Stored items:

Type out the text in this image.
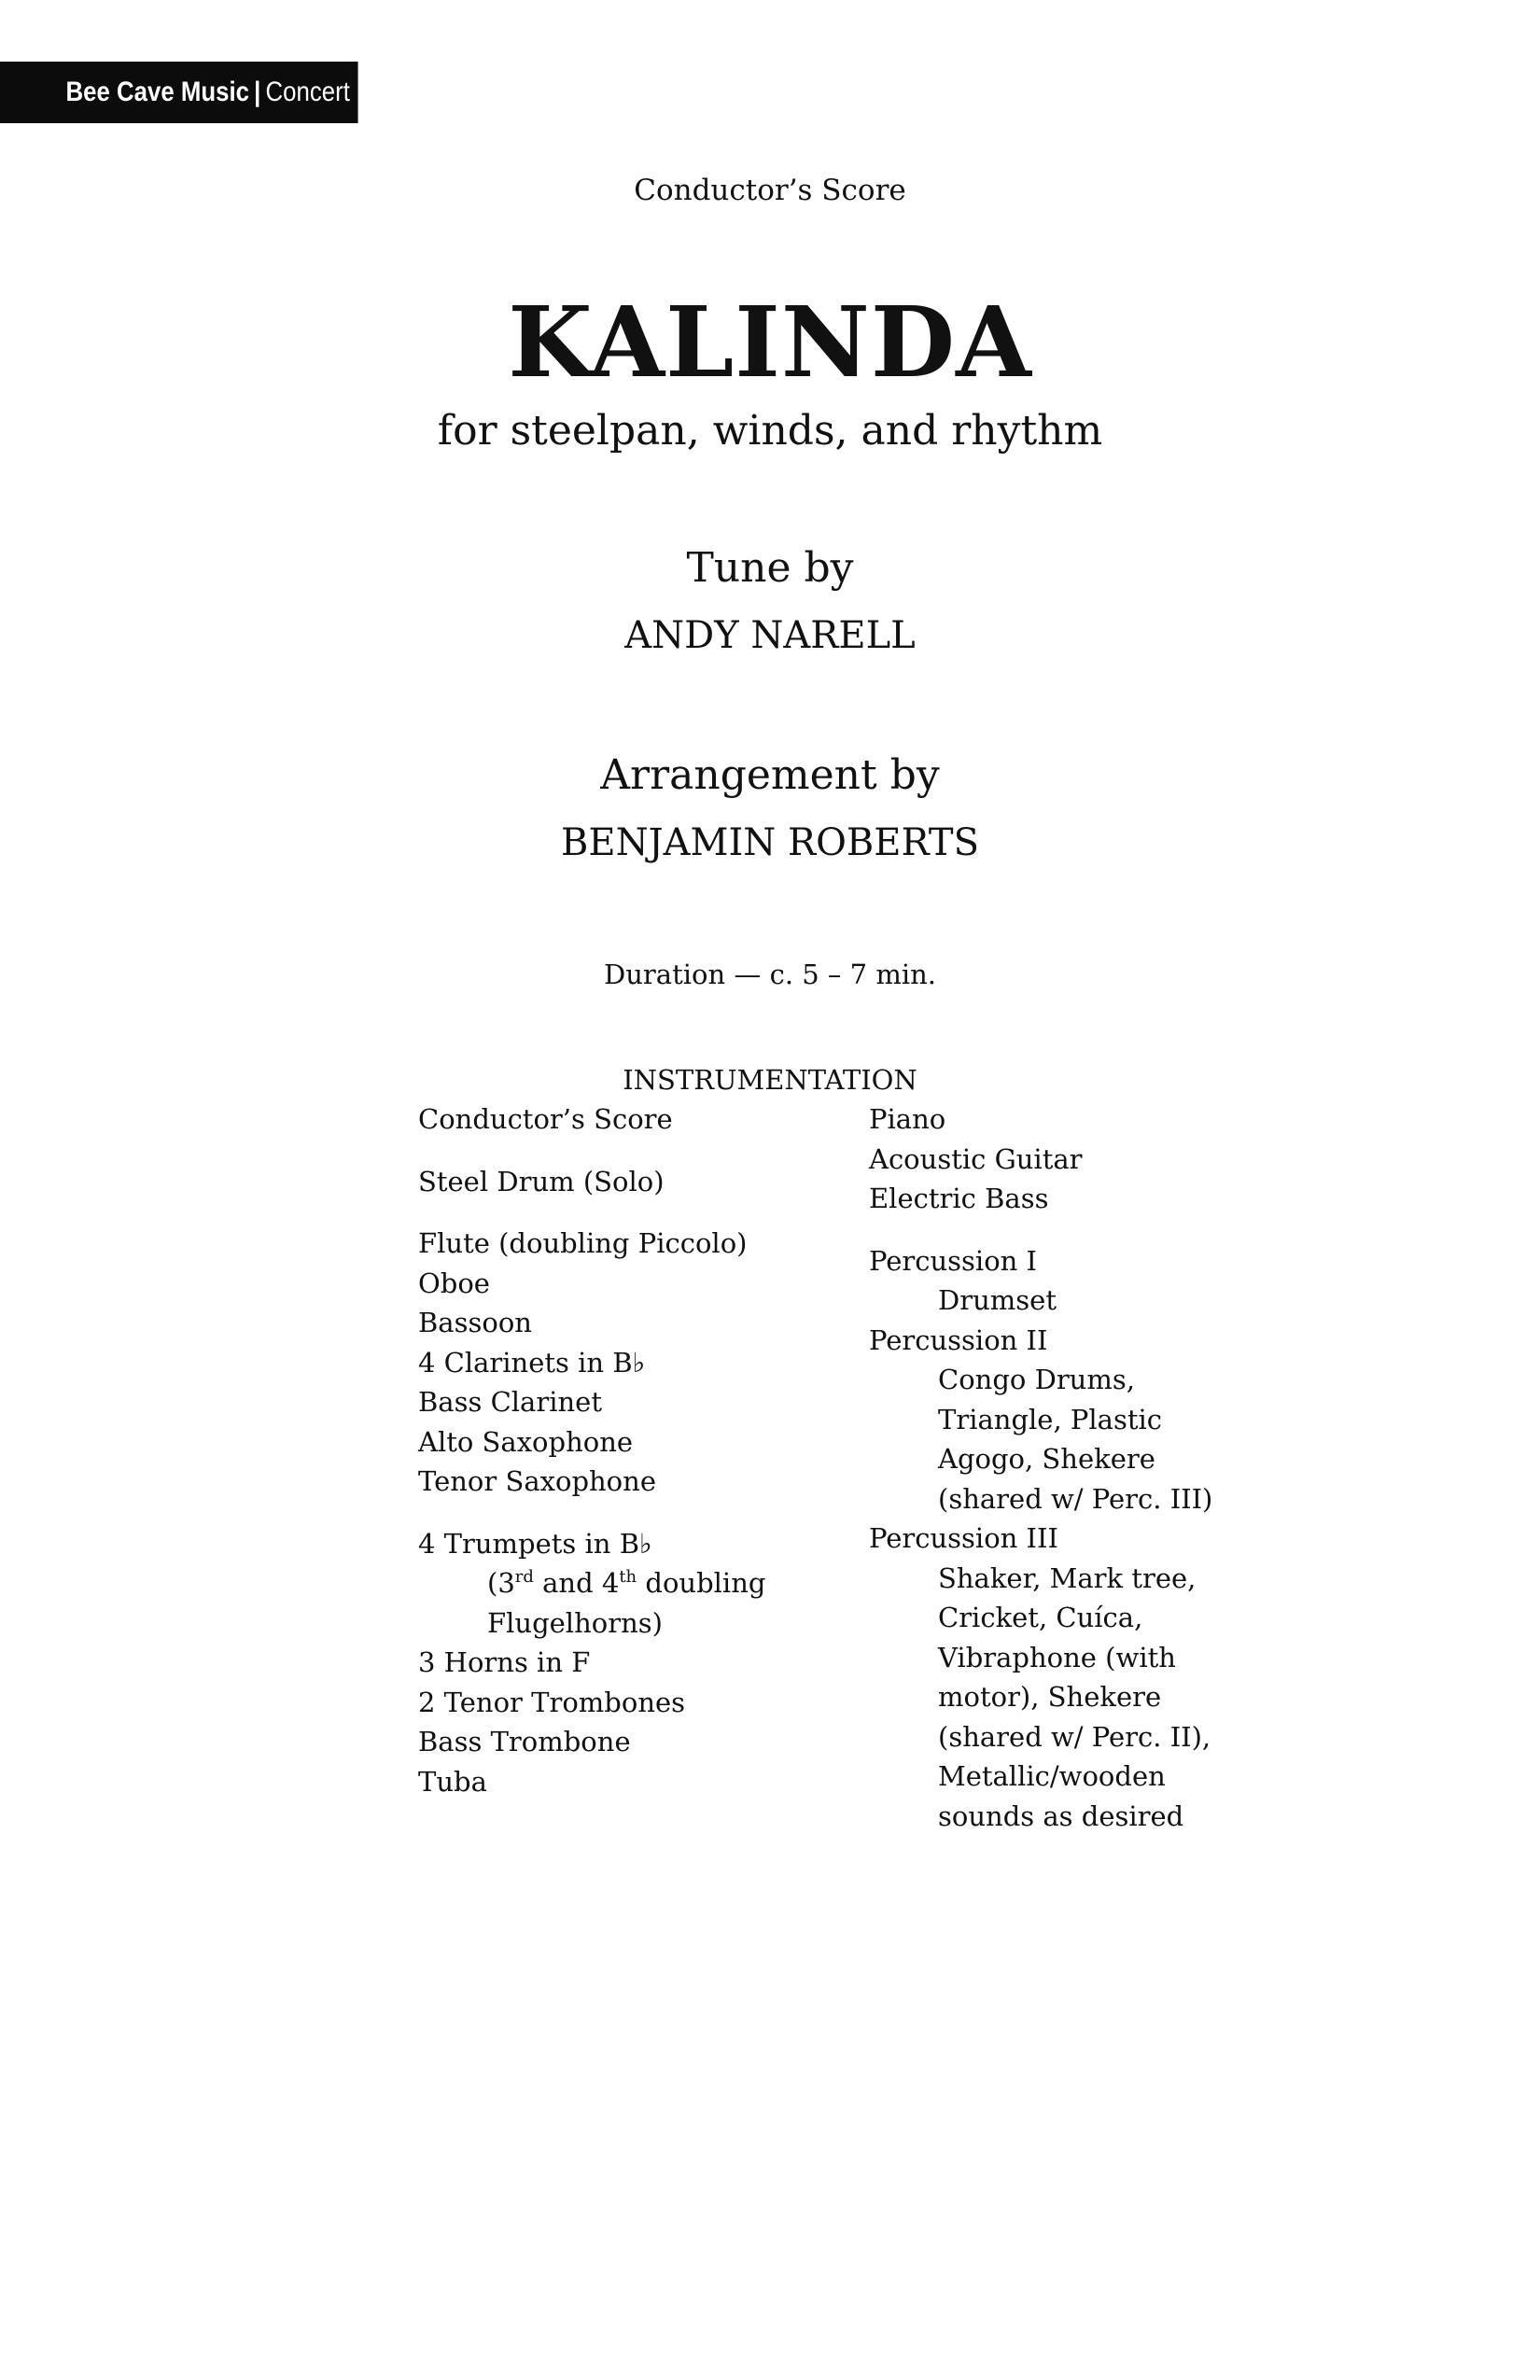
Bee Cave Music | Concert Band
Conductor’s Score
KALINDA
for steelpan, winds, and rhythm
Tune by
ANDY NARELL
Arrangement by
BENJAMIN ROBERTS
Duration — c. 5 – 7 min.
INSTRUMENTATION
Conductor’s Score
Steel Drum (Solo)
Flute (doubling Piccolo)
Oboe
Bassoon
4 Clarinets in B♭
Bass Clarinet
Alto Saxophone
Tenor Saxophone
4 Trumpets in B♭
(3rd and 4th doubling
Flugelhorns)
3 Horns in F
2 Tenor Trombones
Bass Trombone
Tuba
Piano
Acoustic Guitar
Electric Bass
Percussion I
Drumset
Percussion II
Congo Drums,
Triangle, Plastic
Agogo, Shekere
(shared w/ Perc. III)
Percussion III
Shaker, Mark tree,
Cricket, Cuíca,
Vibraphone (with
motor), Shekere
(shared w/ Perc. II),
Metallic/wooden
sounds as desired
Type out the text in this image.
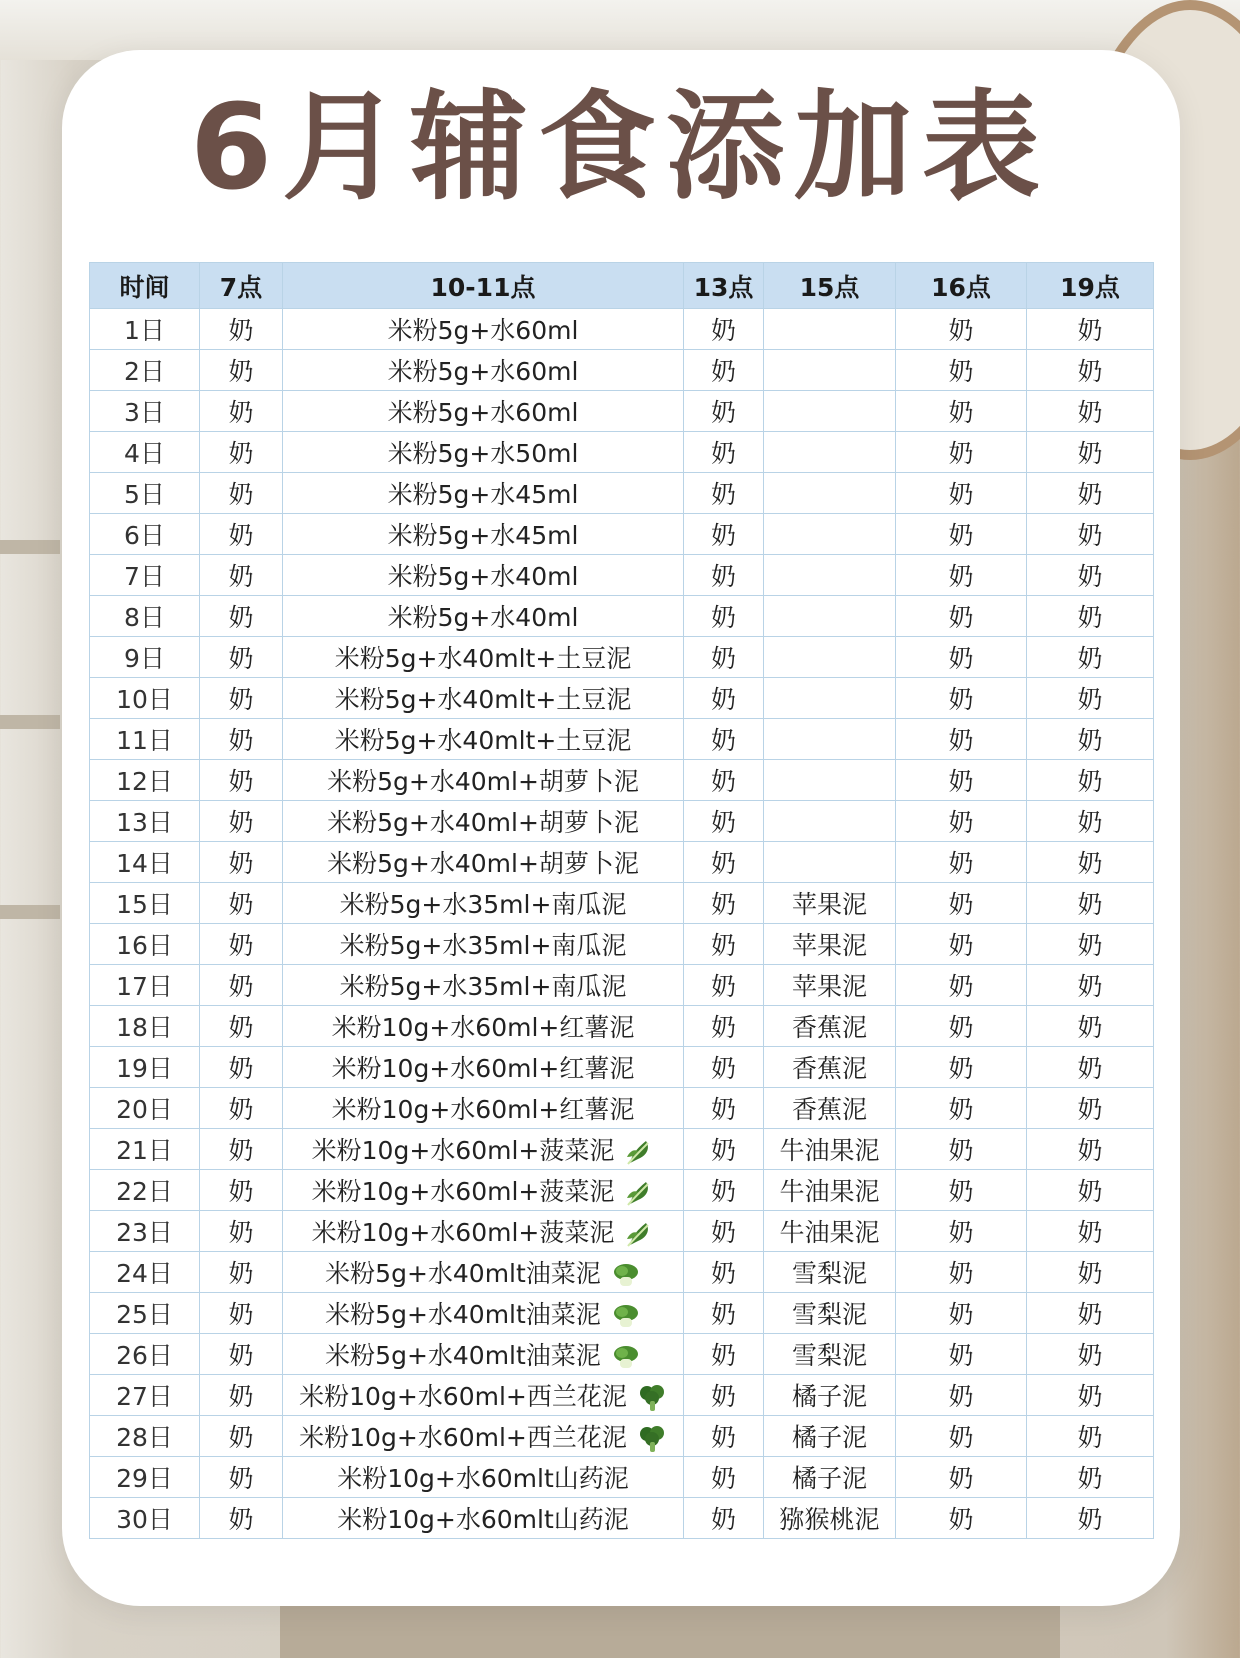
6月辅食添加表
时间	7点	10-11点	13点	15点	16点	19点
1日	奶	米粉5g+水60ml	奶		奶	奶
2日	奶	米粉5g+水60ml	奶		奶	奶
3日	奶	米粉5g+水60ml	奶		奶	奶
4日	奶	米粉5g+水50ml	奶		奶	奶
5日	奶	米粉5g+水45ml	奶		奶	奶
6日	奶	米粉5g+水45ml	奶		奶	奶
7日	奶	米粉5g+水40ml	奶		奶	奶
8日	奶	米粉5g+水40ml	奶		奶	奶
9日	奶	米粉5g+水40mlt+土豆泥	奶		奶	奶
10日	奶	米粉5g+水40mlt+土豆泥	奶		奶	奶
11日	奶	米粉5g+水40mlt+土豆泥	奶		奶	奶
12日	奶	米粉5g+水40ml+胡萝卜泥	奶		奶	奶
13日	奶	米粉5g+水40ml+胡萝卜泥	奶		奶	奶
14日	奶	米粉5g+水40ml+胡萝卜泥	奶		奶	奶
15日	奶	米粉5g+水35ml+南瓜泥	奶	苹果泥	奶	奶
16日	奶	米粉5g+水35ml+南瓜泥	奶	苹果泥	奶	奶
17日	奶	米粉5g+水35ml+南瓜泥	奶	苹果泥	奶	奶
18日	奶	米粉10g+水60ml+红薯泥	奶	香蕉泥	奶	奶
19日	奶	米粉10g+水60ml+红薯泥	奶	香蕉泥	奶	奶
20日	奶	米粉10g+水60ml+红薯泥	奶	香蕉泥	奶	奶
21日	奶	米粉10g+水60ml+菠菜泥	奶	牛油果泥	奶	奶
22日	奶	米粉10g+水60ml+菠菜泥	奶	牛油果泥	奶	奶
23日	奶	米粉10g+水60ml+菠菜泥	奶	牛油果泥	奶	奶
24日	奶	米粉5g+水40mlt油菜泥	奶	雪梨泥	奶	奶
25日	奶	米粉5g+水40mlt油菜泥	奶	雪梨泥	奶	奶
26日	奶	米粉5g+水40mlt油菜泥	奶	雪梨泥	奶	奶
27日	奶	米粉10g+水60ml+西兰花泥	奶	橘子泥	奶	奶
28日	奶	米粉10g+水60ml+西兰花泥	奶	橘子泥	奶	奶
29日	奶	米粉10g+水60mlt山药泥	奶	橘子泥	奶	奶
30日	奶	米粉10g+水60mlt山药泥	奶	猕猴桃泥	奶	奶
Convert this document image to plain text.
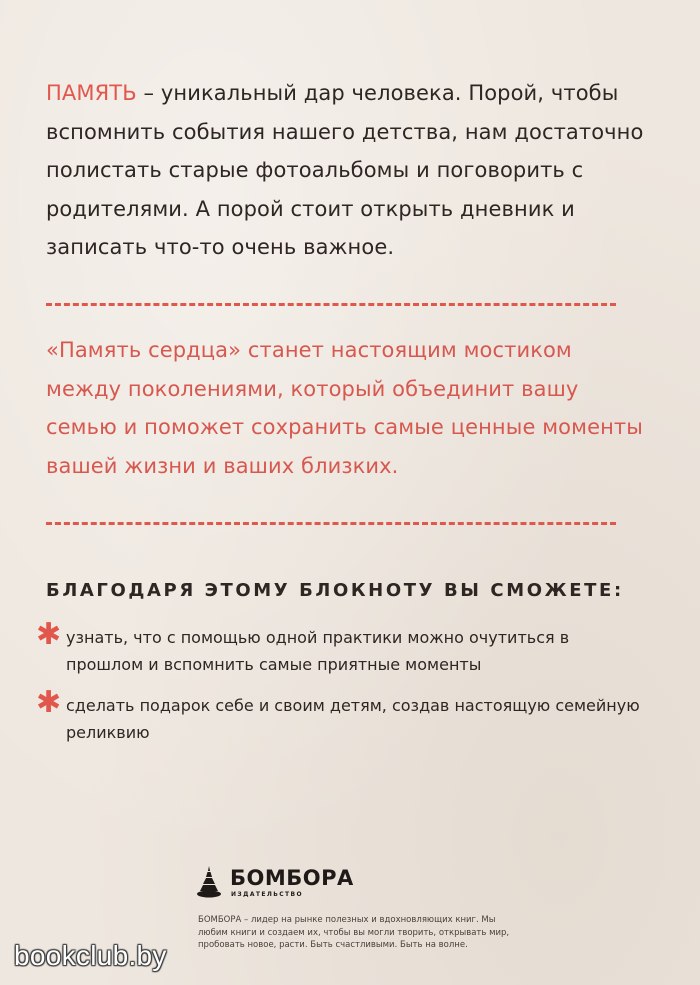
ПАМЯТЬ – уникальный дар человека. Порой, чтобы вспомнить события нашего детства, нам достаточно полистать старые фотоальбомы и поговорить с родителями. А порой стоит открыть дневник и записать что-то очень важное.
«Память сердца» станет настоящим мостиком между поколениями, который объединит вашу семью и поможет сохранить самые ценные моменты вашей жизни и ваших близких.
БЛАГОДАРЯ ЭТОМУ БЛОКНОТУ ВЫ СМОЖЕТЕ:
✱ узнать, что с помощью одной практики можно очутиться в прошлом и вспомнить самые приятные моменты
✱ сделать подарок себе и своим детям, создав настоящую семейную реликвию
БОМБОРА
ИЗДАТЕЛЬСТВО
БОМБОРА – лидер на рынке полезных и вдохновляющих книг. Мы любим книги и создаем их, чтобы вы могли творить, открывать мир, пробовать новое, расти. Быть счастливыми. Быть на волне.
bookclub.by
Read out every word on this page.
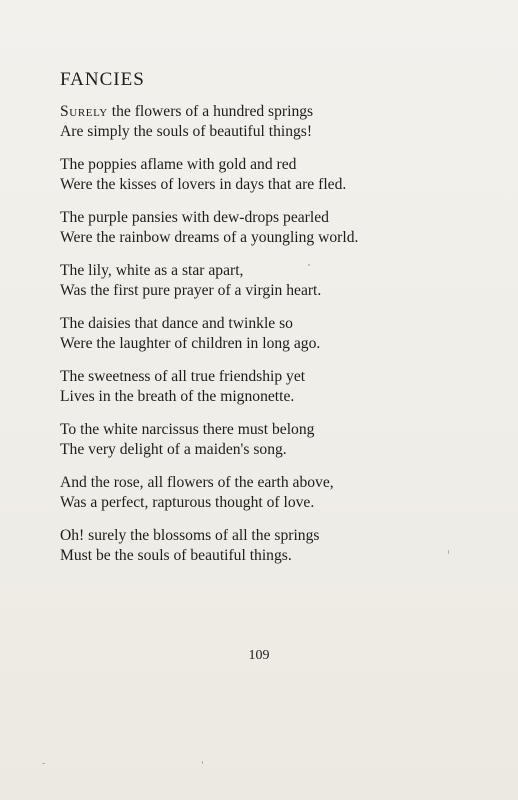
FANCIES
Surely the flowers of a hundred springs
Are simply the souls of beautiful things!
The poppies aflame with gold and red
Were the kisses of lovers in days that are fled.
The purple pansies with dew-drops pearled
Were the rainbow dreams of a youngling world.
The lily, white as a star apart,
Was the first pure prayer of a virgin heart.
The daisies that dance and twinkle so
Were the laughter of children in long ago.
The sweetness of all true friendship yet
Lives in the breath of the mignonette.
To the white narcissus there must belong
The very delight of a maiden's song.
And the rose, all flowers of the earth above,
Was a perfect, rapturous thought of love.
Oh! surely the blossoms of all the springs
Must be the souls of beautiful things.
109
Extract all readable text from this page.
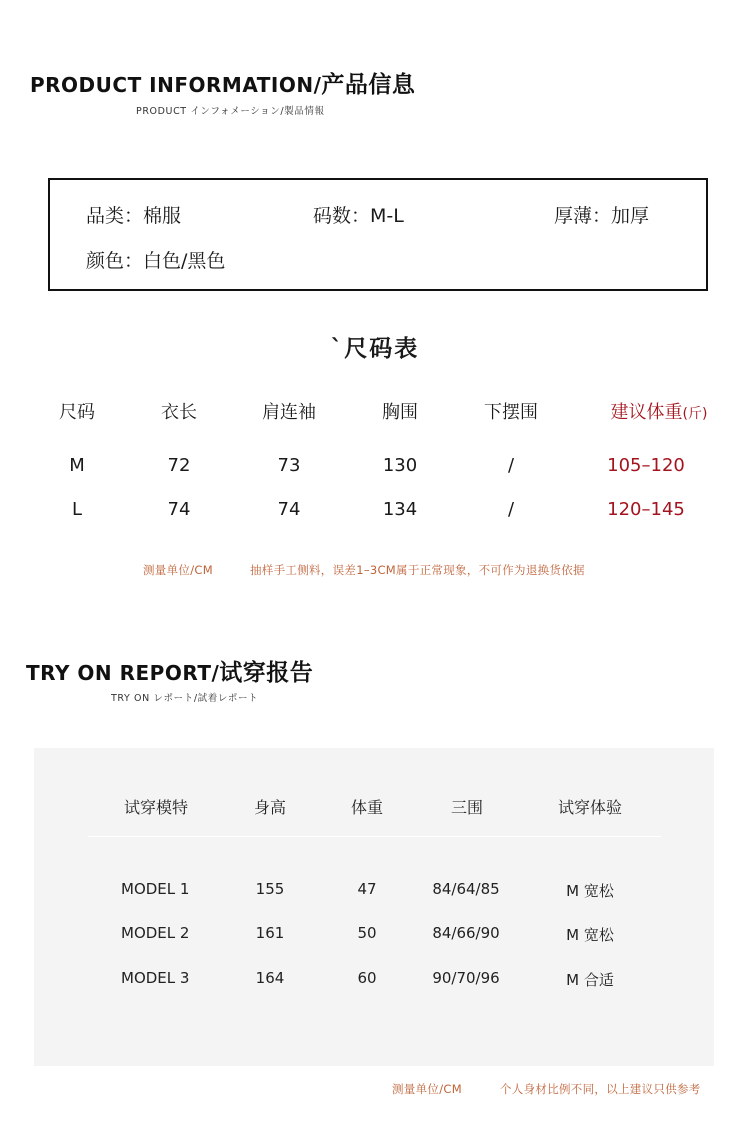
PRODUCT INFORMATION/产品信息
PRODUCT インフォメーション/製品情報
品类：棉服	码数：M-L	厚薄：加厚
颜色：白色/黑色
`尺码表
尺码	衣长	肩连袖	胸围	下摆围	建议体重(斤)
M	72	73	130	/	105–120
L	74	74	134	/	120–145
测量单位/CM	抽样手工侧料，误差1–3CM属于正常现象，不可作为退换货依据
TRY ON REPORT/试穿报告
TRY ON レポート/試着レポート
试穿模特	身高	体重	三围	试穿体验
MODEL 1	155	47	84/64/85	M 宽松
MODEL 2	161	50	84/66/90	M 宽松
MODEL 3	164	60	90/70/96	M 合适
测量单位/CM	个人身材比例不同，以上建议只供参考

* [WORK REQUIRED] Extract the run of lines from the line holding "Extract all readable text from this page." through the final line of the material above, exactly and inclusively. Leave the pictures behind.

* [WRITTEN ANSWER]
Extract all readable text from this page.
PRODUCT INFORMATION/产品信息
PRODUCT インフォメーション/製品情報
品类：棉服	码数：M-L	厚薄：加厚
颜色：白色/黑色
`尺码表
尺码	衣长	肩连袖	胸围	下摆围	建议体重(斤)
M	72	73	130	/	105–120
L	74	74	134	/	120–145
测量单位/CM	抽样手工侧料，误差1–3CM属于正常现象，不可作为退换货依据
TRY ON REPORT/试穿报告
TRY ON レポート/試着レポート
试穿模特	身高	体重	三围	试穿体验
MODEL 1	155	47	84/64/85	M 宽松
MODEL 2	161	50	84/66/90	M 宽松
MODEL 3	164	60	90/70/96	M 合适
测量单位/CM	个人身材比例不同，以上建议只供参考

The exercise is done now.